To do
Count the lines in the data below where the string "color" occurs, please, and give the number alone.

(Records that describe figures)

----------------------------------------

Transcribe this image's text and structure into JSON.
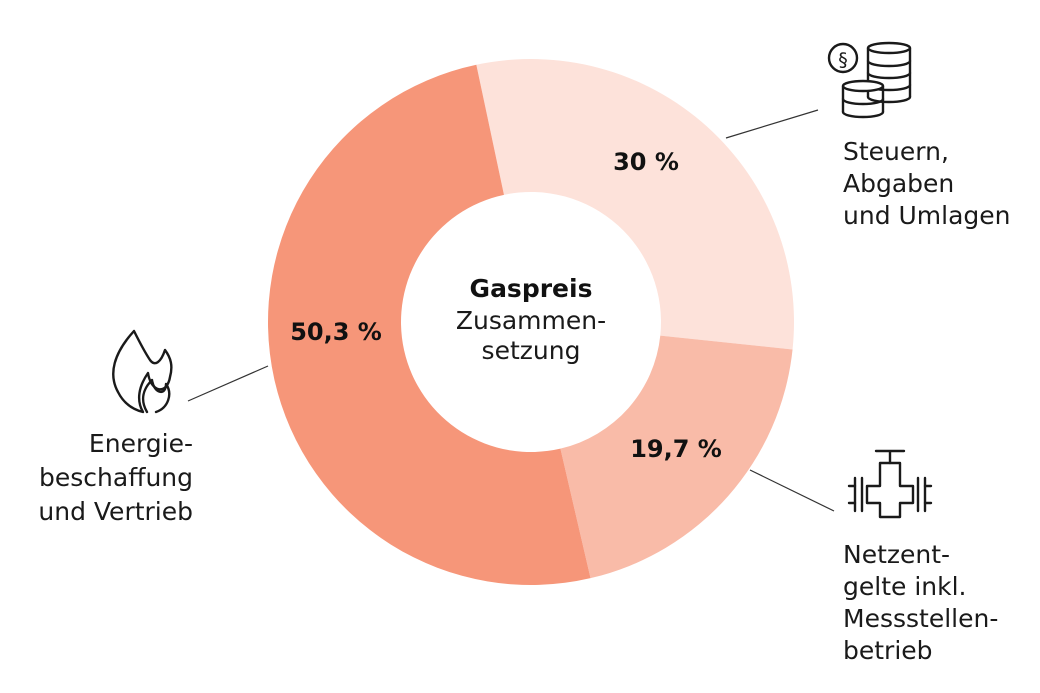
{
  "chart_data": {
    "type": "pie",
    "variant": "donut",
    "center_title": "Gaspreis",
    "center_subtitle": [
      "Zusammen-",
      "setzung"
    ],
    "slices": [
      {
        "value": 30,
        "value_label": "30 %",
        "label_lines": [
          "Steuern,",
          "Abgaben",
          "und Umlagen"
        ],
        "color": "#fde2da",
        "icon": "coins-tax-icon"
      },
      {
        "value": 19.7,
        "value_label": "19,7 %",
        "label_lines": [
          "Netzent-",
          "gelte inkl.",
          "Messstellen-",
          "betrieb"
        ],
        "color": "#f9bba8",
        "icon": "pipe-valve-icon"
      },
      {
        "value": 50.3,
        "value_label": "50,3 %",
        "label_lines": [
          "Energie-",
          "beschaffung",
          "und Vertrieb"
        ],
        "color": "#f69679",
        "icon": "flame-icon"
      }
    ]
  }
}
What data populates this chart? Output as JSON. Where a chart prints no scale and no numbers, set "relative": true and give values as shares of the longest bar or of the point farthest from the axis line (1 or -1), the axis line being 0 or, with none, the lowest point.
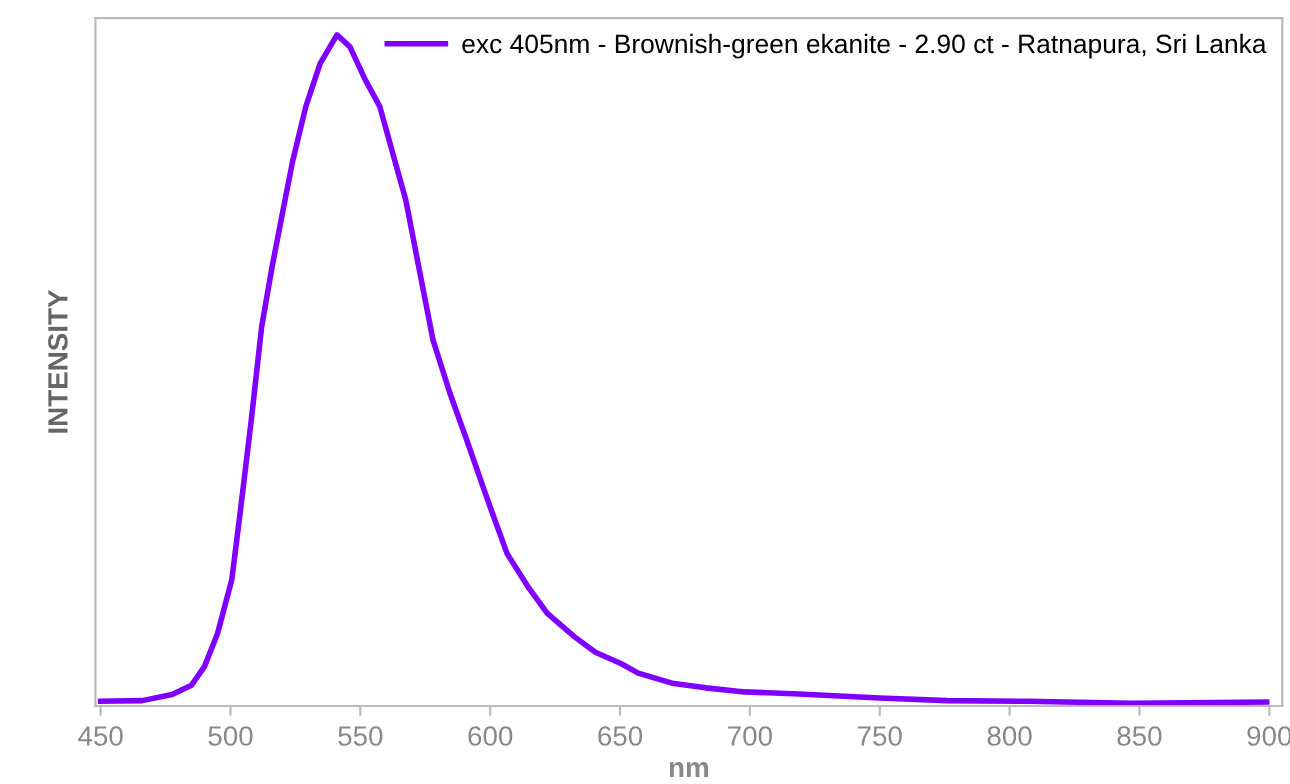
{
  "chart_data": {
    "type": "line",
    "relative": true,
    "xlabel": "nm",
    "ylabel": "INTENSITY",
    "xlim": [
      448,
      905
    ],
    "xticks": [
      450,
      500,
      550,
      600,
      650,
      700,
      750,
      800,
      850,
      900
    ],
    "legend": "top right",
    "grid": false,
    "marker": "none",
    "line_style": "solid",
    "series": [
      {
        "name": "exc 405nm - Brownish-green ekanite - 2.90 ct - Ratnapura, Sri Lanka",
        "color": "#8000ff",
        "x": [
          450,
          466,
          477.5,
          485,
          490,
          495,
          500.5,
          504,
          508,
          512,
          516,
          520,
          524,
          529,
          534.5,
          541,
          546,
          552,
          557.5,
          562.5,
          567.5,
          573,
          578,
          584.5,
          591,
          599,
          606.5,
          614.5,
          622,
          632.5,
          640.5,
          650.5,
          657,
          670,
          683,
          698,
          719,
          750,
          776,
          807,
          847,
          899
        ],
        "values": [
          0.007,
          0.008,
          0.017,
          0.031,
          0.059,
          0.108,
          0.188,
          0.297,
          0.426,
          0.565,
          0.654,
          0.734,
          0.813,
          0.893,
          0.957,
          1.0,
          0.982,
          0.932,
          0.893,
          0.823,
          0.754,
          0.644,
          0.545,
          0.466,
          0.396,
          0.307,
          0.227,
          0.178,
          0.138,
          0.103,
          0.08,
          0.063,
          0.049,
          0.034,
          0.027,
          0.021,
          0.018,
          0.012,
          0.008,
          0.007,
          0.004,
          0.006
        ]
      }
    ]
  }
}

----------------------------------------

Task answer
4